## Data lines
|---|
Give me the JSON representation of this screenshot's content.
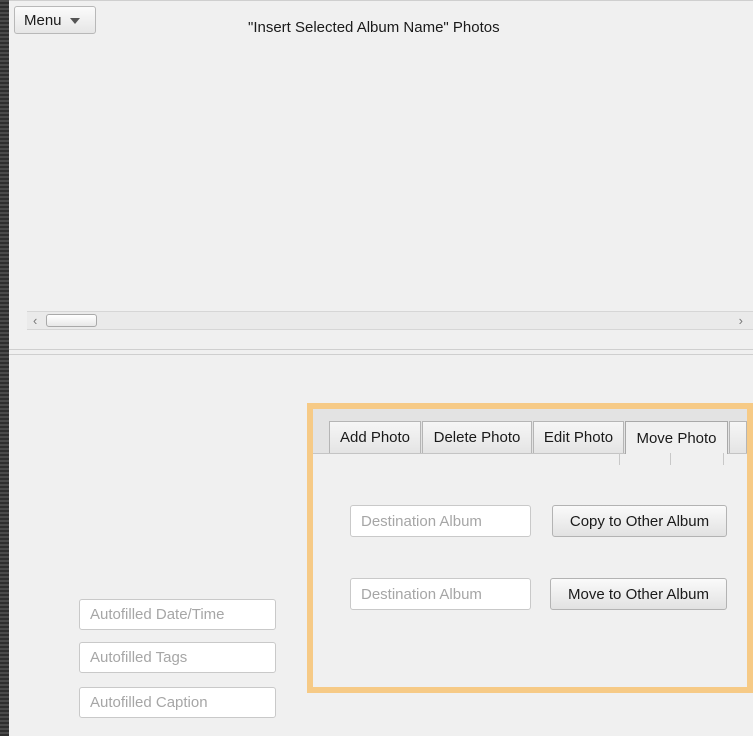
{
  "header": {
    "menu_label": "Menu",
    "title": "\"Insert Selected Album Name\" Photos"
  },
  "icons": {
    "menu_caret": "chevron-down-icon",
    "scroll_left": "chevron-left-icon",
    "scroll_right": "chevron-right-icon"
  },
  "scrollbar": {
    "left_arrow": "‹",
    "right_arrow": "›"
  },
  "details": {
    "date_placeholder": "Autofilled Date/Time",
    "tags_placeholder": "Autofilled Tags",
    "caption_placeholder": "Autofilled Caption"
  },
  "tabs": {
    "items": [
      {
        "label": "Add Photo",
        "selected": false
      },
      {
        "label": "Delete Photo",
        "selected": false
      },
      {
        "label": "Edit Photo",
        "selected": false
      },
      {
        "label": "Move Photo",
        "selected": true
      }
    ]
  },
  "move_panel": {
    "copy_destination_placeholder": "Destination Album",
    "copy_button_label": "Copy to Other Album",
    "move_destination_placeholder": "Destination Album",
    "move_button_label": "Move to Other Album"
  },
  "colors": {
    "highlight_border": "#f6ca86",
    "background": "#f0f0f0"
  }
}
|---|
## Instruction
Give every record again exactly, apart from the pictures, which stay out.

## Output of the exercise
Give me the JSON representation of this screenshot's content.
{
  "header": {
    "menu_label": "Menu",
    "title": "\"Insert Selected Album Name\" Photos"
  },
  "icons": {
    "menu_caret": "chevron-down-icon",
    "scroll_left": "chevron-left-icon",
    "scroll_right": "chevron-right-icon"
  },
  "scrollbar": {
    "left_arrow": "‹",
    "right_arrow": "›"
  },
  "details": {
    "date_placeholder": "Autofilled Date/Time",
    "tags_placeholder": "Autofilled Tags",
    "caption_placeholder": "Autofilled Caption"
  },
  "tabs": {
    "items": [
      {
        "label": "Add Photo",
        "selected": false
      },
      {
        "label": "Delete Photo",
        "selected": false
      },
      {
        "label": "Edit Photo",
        "selected": false
      },
      {
        "label": "Move Photo",
        "selected": true
      }
    ]
  },
  "move_panel": {
    "copy_destination_placeholder": "Destination Album",
    "copy_button_label": "Copy to Other Album",
    "move_destination_placeholder": "Destination Album",
    "move_button_label": "Move to Other Album"
  },
  "colors": {
    "highlight_border": "#f6ca86",
    "background": "#f0f0f0"
  }
}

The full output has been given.